Prompt:
Print the rows below, from the first one through the line containing "527, 152, 537]", inclusive, and reproduce each line character for character.
BEGIN Stored data
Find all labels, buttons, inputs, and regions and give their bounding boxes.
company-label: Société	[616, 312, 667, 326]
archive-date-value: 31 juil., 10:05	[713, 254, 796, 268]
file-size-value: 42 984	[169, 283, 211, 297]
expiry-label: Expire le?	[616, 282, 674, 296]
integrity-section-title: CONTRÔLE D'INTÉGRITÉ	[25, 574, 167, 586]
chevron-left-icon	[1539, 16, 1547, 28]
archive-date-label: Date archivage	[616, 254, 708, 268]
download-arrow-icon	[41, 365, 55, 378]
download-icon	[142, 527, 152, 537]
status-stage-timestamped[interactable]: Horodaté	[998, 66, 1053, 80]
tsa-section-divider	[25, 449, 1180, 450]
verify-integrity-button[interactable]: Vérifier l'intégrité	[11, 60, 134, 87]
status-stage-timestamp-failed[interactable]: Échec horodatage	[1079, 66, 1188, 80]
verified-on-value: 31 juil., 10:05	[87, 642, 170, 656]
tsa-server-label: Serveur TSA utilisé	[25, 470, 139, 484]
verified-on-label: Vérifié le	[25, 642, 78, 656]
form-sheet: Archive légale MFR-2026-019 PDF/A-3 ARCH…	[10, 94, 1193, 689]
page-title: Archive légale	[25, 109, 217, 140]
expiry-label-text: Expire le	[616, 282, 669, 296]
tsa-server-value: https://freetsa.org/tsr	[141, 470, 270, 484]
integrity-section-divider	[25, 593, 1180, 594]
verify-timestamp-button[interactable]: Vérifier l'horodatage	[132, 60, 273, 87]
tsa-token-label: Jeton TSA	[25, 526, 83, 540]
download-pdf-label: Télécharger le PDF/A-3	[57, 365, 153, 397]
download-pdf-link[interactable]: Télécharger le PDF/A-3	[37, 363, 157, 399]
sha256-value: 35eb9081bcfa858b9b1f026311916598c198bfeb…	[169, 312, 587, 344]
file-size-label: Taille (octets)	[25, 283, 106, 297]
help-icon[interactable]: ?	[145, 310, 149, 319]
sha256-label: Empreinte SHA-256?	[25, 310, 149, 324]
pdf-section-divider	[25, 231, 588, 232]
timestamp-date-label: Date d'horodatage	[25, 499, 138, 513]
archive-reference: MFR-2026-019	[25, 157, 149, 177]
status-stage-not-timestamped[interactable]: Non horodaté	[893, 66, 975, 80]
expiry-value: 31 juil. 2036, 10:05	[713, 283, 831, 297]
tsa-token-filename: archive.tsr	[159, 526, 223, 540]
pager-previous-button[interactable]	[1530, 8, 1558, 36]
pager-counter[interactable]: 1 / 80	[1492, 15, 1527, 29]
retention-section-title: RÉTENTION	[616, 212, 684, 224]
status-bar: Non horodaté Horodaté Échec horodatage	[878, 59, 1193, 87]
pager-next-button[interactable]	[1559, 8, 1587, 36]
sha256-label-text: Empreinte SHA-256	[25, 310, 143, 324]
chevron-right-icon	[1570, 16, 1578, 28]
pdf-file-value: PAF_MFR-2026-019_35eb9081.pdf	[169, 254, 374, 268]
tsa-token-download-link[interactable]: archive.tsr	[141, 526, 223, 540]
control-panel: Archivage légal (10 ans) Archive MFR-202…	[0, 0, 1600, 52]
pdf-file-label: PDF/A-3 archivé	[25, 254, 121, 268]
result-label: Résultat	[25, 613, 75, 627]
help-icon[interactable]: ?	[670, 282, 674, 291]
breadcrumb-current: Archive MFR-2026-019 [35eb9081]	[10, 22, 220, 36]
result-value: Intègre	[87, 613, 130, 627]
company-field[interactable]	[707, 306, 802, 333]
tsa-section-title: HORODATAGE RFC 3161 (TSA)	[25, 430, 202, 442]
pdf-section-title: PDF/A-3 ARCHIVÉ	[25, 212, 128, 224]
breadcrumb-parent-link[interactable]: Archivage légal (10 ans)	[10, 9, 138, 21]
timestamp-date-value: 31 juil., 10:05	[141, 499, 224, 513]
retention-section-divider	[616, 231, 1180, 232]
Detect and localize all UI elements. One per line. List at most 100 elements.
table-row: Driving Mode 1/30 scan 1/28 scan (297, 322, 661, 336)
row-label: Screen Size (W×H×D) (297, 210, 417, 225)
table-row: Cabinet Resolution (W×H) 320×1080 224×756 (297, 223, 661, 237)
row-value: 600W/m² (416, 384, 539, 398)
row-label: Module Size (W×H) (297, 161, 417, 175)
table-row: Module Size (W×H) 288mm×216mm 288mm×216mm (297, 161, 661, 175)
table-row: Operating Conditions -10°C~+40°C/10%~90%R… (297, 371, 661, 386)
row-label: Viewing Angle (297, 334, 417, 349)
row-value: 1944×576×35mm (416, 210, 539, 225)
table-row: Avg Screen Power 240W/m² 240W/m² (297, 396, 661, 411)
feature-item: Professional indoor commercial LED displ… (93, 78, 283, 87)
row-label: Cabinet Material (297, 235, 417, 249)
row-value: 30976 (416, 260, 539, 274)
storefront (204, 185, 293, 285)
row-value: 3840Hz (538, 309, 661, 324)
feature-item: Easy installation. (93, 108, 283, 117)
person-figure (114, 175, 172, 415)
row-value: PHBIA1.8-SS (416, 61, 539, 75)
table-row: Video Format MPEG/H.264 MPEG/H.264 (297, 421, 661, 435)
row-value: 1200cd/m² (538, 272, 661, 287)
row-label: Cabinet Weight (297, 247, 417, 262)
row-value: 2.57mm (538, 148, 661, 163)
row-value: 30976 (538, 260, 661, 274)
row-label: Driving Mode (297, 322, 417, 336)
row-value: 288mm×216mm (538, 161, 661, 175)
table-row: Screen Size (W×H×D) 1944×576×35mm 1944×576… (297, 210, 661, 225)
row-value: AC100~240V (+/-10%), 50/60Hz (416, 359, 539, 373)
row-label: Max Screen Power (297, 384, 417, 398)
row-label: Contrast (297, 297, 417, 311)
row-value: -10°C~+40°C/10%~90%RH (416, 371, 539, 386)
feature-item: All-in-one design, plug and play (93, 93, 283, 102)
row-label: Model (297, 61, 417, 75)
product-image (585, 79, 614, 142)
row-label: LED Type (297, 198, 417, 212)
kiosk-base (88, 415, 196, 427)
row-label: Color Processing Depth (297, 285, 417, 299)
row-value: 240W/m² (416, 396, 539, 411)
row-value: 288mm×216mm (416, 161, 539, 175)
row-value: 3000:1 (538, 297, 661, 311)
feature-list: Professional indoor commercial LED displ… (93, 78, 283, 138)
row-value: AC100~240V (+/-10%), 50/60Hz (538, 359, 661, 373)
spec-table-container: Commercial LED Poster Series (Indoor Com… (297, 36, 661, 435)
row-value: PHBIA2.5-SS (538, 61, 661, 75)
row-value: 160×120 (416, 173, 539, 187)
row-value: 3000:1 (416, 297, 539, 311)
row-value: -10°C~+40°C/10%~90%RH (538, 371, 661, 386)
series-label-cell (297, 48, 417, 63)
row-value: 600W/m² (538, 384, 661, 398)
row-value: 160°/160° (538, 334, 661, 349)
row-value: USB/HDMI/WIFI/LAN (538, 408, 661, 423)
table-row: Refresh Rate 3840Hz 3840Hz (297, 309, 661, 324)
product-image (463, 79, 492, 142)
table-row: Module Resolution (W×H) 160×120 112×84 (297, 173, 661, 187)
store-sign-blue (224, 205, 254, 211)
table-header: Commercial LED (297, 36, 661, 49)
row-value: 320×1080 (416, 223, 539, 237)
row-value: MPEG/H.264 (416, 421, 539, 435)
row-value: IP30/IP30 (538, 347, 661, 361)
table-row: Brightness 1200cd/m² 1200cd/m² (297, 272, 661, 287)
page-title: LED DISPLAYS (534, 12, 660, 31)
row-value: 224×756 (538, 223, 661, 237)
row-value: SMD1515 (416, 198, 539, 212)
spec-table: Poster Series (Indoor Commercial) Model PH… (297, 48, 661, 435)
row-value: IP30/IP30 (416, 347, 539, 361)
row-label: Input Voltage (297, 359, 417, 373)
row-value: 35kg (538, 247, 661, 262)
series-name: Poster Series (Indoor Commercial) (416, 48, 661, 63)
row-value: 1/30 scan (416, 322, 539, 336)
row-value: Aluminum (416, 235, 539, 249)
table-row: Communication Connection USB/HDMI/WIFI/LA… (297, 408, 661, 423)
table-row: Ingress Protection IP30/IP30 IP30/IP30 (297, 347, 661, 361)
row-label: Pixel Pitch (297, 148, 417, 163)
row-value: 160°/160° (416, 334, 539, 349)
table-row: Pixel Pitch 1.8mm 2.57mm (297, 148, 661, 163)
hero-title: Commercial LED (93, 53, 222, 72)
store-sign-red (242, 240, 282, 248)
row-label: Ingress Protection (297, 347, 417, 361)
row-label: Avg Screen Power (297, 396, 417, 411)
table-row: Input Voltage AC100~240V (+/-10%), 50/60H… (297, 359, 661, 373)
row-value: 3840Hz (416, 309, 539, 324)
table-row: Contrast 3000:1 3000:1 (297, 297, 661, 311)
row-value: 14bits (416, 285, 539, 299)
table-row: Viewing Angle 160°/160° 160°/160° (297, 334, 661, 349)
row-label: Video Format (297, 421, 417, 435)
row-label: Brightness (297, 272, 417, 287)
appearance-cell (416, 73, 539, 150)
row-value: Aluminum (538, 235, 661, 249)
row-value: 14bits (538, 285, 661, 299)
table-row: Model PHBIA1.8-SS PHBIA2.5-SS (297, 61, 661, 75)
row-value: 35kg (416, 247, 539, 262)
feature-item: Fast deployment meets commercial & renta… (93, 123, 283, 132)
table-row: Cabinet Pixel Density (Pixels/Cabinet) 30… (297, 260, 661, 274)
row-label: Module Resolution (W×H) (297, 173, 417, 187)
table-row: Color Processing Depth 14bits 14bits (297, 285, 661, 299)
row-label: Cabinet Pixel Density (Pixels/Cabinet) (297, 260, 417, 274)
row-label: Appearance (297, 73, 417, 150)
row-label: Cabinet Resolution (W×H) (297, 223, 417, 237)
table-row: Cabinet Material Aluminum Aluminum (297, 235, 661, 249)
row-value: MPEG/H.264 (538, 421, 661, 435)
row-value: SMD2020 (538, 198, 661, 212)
END Stored data
Result of the exercise:
Find all labels, buttons, inputs, and regions and give their bounding boxes.
company-label: Société	[616, 312, 667, 326]
archive-date-value: 31 juil., 10:05	[713, 254, 796, 268]
file-size-value: 42 984	[169, 283, 211, 297]
expiry-label: Expire le?	[616, 282, 674, 296]
integrity-section-title: CONTRÔLE D'INTÉGRITÉ	[25, 574, 167, 586]
chevron-left-icon	[1539, 16, 1547, 28]
archive-date-label: Date archivage	[616, 254, 708, 268]
download-arrow-icon	[41, 365, 55, 378]
download-icon	[142, 527, 152, 537]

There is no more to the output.